- [Exercise]: Find how many lines contain "Cylinder" and state only that number.

- [Records to process]:
--
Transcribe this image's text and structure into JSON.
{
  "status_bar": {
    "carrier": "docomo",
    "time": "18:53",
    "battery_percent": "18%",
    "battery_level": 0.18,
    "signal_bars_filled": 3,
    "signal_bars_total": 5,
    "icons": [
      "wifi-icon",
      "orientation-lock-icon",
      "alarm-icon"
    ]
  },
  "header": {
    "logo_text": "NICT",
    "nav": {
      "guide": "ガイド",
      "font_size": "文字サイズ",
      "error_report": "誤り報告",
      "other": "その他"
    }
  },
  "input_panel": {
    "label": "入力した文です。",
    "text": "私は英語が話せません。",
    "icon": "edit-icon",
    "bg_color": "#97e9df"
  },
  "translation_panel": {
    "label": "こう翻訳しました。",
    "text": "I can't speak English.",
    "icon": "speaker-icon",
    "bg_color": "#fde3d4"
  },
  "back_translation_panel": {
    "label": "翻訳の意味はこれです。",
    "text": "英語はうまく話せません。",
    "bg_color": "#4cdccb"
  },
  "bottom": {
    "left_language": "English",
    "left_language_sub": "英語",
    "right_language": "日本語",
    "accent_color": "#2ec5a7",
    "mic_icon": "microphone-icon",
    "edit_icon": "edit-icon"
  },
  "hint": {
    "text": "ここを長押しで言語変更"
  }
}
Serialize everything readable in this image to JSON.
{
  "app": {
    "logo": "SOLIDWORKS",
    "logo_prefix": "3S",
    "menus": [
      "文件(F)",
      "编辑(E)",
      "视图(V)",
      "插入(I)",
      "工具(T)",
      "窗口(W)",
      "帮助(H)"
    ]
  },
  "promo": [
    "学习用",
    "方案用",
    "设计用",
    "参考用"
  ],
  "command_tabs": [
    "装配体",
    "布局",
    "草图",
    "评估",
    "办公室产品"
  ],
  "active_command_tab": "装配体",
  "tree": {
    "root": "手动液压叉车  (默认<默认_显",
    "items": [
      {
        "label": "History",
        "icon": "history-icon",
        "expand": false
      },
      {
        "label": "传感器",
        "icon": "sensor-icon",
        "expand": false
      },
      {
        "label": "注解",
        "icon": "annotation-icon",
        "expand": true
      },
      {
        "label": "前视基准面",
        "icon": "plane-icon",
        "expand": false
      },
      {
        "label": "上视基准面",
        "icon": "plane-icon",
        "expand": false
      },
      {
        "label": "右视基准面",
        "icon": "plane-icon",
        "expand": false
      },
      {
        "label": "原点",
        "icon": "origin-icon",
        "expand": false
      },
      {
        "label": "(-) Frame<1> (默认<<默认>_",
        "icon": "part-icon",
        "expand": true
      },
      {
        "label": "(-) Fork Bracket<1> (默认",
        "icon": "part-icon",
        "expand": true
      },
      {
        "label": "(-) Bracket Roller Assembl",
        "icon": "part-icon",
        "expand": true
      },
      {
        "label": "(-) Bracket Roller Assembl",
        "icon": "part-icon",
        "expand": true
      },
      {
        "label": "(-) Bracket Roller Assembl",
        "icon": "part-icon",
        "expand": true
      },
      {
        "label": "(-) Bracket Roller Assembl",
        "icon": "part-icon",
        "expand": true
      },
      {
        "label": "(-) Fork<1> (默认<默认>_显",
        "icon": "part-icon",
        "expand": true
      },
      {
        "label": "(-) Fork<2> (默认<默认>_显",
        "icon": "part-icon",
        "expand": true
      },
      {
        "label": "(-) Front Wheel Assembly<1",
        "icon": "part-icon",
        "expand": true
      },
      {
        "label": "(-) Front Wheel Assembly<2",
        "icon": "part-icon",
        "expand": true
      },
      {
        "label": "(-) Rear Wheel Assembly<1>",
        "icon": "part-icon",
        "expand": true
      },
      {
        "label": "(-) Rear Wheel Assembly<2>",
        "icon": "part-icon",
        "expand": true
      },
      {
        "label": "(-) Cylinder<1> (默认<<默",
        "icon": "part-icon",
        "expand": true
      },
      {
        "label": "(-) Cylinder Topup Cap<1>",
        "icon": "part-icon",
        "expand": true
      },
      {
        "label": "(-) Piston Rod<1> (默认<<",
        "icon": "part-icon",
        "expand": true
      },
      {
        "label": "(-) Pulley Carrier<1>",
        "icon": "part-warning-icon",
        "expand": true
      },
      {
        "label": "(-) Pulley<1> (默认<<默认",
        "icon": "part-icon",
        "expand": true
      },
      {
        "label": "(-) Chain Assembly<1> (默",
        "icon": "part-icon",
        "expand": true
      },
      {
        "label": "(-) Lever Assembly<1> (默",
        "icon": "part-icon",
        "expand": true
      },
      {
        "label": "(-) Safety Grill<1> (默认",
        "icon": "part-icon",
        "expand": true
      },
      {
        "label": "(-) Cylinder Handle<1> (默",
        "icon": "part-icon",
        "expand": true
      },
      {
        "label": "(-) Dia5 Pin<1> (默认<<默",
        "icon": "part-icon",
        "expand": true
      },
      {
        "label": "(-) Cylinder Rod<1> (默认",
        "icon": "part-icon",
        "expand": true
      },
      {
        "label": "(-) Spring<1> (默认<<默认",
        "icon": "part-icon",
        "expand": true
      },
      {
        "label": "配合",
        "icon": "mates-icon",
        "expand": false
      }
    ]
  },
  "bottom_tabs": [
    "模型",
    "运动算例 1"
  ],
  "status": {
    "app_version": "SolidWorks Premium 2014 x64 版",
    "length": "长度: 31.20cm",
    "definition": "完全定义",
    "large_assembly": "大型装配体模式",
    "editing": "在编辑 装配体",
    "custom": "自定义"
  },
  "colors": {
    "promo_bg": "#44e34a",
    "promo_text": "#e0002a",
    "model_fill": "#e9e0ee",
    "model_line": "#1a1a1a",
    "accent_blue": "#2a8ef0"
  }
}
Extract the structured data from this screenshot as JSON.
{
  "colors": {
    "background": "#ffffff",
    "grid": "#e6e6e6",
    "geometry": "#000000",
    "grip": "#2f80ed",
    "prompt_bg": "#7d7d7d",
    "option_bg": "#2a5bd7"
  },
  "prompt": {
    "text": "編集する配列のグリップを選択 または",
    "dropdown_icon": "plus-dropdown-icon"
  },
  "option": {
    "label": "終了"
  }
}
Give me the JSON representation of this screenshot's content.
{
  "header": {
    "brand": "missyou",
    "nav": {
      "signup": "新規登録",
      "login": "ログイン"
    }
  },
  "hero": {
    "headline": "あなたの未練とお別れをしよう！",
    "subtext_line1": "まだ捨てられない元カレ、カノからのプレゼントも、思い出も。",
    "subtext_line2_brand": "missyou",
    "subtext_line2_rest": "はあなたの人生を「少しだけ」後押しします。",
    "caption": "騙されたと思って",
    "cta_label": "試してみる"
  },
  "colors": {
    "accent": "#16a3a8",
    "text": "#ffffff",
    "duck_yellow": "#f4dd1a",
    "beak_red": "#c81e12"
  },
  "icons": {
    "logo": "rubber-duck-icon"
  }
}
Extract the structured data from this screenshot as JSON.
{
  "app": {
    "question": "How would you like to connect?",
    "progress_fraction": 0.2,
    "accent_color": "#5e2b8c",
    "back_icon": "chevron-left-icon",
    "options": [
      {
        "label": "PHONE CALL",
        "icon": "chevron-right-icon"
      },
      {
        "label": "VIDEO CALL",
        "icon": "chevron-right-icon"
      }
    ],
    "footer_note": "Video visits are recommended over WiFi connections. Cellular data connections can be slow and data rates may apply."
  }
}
--
- [Final result]: 4